Given entries —
--
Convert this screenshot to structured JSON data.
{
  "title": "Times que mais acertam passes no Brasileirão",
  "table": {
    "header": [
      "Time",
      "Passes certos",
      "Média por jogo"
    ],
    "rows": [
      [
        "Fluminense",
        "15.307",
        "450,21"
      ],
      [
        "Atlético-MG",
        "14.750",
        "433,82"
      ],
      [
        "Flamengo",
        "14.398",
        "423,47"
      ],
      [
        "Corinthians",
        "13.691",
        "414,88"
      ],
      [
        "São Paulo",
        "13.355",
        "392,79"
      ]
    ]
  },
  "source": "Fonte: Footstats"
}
--
What is being asked — Output the entries exactly.

Correct output —
Convert this screenshot to structured JSON data.
{
  "title": "Times que mais acertam passes no Brasileirão",
  "table": {
    "header": [
      "Time",
      "Passes certos",
      "Média por jogo"
    ],
    "rows": [
      [
        "Fluminense",
        "15.307",
        "450,21"
      ],
      [
        "Atlético-MG",
        "14.750",
        "433,82"
      ],
      [
        "Flamengo",
        "14.398",
        "423,47"
      ],
      [
        "Corinthians",
        "13.691",
        "414,88"
      ],
      [
        "São Paulo",
        "13.355",
        "392,79"
      ]
    ]
  },
  "source": "Fonte: Footstats"
}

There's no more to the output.